-- Begin --

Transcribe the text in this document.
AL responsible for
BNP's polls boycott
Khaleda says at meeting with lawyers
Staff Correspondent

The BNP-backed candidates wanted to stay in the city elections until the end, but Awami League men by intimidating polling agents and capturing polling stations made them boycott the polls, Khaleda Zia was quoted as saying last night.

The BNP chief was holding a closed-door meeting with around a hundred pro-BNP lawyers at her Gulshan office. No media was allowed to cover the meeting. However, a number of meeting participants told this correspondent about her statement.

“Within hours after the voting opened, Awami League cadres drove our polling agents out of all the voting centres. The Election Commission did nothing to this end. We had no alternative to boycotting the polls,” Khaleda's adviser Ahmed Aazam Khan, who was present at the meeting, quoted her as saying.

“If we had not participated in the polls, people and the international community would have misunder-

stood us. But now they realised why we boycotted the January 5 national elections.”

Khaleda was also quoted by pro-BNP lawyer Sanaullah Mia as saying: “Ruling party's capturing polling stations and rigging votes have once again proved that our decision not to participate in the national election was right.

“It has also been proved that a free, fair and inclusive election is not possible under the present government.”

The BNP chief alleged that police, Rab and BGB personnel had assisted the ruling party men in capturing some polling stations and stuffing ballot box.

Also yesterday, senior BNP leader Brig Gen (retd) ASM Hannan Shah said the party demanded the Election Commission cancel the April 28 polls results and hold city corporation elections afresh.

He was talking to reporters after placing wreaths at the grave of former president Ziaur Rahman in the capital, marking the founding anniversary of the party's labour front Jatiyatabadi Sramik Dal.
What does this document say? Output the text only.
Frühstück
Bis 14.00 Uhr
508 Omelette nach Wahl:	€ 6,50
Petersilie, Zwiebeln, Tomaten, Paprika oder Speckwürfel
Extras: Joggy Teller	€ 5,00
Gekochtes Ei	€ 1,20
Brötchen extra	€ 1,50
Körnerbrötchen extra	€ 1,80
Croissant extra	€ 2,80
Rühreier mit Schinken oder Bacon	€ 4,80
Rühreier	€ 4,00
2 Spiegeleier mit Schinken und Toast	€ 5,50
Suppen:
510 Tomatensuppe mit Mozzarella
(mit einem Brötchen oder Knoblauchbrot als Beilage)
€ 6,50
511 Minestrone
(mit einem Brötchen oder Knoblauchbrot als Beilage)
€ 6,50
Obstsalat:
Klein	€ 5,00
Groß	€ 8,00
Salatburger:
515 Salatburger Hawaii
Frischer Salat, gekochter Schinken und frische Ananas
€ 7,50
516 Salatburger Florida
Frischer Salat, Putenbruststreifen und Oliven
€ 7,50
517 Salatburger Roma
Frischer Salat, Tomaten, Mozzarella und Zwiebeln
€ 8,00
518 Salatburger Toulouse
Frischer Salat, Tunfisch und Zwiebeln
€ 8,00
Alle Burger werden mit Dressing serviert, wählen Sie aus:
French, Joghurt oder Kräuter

-- End --

Each record must be returned exactly as it is written.

Transcribe the text in this document.
AL responsible for
BNP's polls boycott
Khaleda says at meeting with lawyers
Staff Correspondent

The BNP-backed candidates wanted to stay in the city elections until the end, but Awami League men by intimidating polling agents and capturing polling stations made them boycott the polls, Khaleda Zia was quoted as saying last night.

The BNP chief was holding a closed-door meeting with around a hundred pro-BNP lawyers at her Gulshan office. No media was allowed to cover the meeting. However, a number of meeting participants told this correspondent about her statement.

“Within hours after the voting opened, Awami League cadres drove our polling agents out of all the voting centres. The Election Commission did nothing to this end. We had no alternative to boycotting the polls,” Khaleda's adviser Ahmed Aazam Khan, who was present at the meeting, quoted her as saying.

“If we had not participated in the polls, people and the international community would have misunder-

stood us. But now they realised why we boycotted the January 5 national elections.”

Khaleda was also quoted by pro-BNP lawyer Sanaullah Mia as saying: “Ruling party's capturing polling stations and rigging votes have once again proved that our decision not to participate in the national election was right.

“It has also been proved that a free, fair and inclusive election is not possible under the present government.”

The BNP chief alleged that police, Rab and BGB personnel had assisted the ruling party men in capturing some polling stations and stuffing ballot box.

Also yesterday, senior BNP leader Brig Gen (retd) ASM Hannan Shah said the party demanded the Election Commission cancel the April 28 polls results and hold city corporation elections afresh.

He was talking to reporters after placing wreaths at the grave of former president Ziaur Rahman in the capital, marking the founding anniversary of the party's labour front Jatiyatabadi Sramik Dal.
What does this document say? Output the text only.
Frühstück
Bis 14.00 Uhr
508 Omelette nach Wahl:	€ 6,50
Petersilie, Zwiebeln, Tomaten, Paprika oder Speckwürfel
Extras: Joggy Teller	€ 5,00
Gekochtes Ei	€ 1,20
Brötchen extra	€ 1,50
Körnerbrötchen extra	€ 1,80
Croissant extra	€ 2,80
Rühreier mit Schinken oder Bacon	€ 4,80
Rühreier	€ 4,00
2 Spiegeleier mit Schinken und Toast	€ 5,50
Suppen:
510 Tomatensuppe mit Mozzarella
(mit einem Brötchen oder Knoblauchbrot als Beilage)
€ 6,50
511 Minestrone
(mit einem Brötchen oder Knoblauchbrot als Beilage)
€ 6,50
Obstsalat:
Klein	€ 5,00
Groß	€ 8,00
Salatburger:
515 Salatburger Hawaii
Frischer Salat, gekochter Schinken und frische Ananas
€ 7,50
516 Salatburger Florida
Frischer Salat, Putenbruststreifen und Oliven
€ 7,50
517 Salatburger Roma
Frischer Salat, Tomaten, Mozzarella und Zwiebeln
€ 8,00
518 Salatburger Toulouse
Frischer Salat, Tunfisch und Zwiebeln
€ 8,00
Alle Burger werden mit Dressing serviert, wählen Sie aus:
French, Joghurt oder Kräuter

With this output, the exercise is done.